>> Start Exercise materials

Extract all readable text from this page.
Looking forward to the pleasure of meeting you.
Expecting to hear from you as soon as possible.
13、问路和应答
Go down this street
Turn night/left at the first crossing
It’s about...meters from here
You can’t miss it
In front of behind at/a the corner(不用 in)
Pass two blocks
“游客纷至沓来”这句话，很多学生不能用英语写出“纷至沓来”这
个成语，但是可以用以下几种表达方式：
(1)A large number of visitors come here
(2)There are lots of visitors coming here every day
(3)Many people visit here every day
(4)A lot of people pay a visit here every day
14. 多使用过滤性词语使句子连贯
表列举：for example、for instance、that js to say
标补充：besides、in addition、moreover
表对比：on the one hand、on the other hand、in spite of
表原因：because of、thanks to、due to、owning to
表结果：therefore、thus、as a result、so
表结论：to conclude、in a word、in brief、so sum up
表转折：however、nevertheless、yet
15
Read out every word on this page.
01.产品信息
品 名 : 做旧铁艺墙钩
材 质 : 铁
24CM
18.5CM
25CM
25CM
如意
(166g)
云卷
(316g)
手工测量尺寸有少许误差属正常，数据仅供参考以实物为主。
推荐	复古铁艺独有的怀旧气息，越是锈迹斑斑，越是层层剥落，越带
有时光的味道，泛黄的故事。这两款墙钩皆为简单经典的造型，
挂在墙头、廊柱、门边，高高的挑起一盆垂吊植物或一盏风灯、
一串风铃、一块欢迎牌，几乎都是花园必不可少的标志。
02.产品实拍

>> End Exercise materials

■ Written exercise: Across the entries, how many lines contain "every"? Reply with the number only.

■ The response: 4